Stated goal
Reply with nothing except the number of lines that contain the word "title".

Data rows
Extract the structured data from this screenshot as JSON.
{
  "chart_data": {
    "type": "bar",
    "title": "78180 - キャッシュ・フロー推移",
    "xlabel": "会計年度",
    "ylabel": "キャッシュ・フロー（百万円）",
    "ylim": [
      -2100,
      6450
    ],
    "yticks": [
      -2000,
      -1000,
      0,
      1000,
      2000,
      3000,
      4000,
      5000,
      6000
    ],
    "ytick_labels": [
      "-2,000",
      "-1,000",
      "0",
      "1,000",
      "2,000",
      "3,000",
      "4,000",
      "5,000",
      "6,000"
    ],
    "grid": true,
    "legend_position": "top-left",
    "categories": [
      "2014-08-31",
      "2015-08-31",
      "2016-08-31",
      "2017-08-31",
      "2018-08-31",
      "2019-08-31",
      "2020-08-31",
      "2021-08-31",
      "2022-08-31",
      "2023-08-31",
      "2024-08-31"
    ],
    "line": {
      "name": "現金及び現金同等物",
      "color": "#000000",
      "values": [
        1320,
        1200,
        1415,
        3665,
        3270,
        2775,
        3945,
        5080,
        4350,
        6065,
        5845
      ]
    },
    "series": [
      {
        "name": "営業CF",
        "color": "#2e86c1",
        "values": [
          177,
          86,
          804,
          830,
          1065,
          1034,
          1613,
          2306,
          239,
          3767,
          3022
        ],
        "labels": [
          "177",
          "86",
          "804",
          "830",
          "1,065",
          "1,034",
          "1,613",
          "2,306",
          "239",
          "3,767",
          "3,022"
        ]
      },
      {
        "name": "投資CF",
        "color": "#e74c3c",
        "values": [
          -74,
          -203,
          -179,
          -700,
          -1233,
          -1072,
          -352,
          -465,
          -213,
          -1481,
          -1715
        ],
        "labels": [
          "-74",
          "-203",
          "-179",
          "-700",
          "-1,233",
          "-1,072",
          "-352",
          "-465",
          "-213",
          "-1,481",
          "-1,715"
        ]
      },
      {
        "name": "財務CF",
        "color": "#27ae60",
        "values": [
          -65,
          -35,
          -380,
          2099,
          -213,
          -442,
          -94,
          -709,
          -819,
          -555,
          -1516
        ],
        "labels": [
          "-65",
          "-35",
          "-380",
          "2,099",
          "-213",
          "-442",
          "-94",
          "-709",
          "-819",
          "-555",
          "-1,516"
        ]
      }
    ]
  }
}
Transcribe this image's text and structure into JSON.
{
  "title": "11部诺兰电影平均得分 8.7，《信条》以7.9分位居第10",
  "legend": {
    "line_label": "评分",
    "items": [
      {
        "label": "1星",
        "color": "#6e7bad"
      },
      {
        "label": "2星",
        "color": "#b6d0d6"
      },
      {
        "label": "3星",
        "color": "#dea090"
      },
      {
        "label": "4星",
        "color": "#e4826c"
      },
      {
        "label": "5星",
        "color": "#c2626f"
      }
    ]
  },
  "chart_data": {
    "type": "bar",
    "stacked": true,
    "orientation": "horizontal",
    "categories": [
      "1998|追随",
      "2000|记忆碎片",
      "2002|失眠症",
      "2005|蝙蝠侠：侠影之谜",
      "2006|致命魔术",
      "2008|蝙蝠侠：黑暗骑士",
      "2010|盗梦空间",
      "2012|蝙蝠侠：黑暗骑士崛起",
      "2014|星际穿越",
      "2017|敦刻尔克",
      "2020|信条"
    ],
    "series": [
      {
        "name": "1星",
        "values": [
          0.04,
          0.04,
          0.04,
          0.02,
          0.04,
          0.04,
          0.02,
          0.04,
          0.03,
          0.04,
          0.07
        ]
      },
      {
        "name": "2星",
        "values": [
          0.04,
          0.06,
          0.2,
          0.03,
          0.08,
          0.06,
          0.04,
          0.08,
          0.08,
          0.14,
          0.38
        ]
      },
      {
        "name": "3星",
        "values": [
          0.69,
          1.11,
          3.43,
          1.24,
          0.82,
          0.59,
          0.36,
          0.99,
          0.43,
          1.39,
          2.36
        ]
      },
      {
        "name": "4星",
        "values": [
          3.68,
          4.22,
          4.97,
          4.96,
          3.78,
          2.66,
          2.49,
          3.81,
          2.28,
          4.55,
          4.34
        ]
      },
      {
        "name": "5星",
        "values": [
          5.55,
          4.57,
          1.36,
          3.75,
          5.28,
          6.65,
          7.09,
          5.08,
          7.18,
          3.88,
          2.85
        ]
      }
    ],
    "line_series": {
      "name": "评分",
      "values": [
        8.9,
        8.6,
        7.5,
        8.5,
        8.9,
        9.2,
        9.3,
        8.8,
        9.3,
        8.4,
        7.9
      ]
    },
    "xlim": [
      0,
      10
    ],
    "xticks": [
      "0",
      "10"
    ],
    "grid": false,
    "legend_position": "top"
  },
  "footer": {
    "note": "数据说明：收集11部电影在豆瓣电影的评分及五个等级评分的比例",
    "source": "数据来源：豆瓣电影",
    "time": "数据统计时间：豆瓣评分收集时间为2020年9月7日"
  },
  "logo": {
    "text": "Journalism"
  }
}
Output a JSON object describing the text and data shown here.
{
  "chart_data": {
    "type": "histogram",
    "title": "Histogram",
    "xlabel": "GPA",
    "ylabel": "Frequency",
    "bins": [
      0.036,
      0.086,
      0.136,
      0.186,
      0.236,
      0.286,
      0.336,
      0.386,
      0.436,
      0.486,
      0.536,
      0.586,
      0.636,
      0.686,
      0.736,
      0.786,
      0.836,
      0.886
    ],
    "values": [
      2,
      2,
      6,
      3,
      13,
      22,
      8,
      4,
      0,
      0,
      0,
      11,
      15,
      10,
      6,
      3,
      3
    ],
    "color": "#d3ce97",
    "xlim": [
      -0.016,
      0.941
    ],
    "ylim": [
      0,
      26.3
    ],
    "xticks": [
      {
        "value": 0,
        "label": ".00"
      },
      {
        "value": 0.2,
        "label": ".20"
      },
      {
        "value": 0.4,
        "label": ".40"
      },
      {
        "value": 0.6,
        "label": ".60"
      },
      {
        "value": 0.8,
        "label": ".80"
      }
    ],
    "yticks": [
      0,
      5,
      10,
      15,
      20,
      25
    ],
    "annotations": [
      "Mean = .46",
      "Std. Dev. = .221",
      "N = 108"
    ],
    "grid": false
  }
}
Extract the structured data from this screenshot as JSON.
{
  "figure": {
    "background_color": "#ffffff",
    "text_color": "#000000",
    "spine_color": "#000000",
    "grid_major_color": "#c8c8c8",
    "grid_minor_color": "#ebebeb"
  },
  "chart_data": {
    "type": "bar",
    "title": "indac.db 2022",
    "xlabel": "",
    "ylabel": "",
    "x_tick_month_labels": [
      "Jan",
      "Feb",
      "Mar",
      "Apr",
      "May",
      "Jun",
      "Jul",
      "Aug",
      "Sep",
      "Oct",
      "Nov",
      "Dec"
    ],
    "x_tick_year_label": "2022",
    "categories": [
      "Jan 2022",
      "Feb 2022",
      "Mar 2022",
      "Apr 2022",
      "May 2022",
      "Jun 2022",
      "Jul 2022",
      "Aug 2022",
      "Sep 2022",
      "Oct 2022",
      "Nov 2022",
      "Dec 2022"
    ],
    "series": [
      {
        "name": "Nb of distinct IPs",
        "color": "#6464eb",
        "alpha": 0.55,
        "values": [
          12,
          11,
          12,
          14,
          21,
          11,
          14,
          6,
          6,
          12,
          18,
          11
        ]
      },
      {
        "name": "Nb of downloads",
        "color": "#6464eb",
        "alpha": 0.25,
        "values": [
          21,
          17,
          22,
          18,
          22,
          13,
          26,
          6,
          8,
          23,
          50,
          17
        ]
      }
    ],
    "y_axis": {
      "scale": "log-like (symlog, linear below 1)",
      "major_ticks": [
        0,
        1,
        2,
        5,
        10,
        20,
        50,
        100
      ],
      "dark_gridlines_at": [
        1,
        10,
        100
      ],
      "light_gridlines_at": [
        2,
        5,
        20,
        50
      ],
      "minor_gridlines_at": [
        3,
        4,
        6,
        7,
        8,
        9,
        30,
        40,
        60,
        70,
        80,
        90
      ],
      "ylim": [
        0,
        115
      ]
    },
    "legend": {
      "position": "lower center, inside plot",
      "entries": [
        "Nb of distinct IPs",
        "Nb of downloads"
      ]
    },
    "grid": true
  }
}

Answer in full
4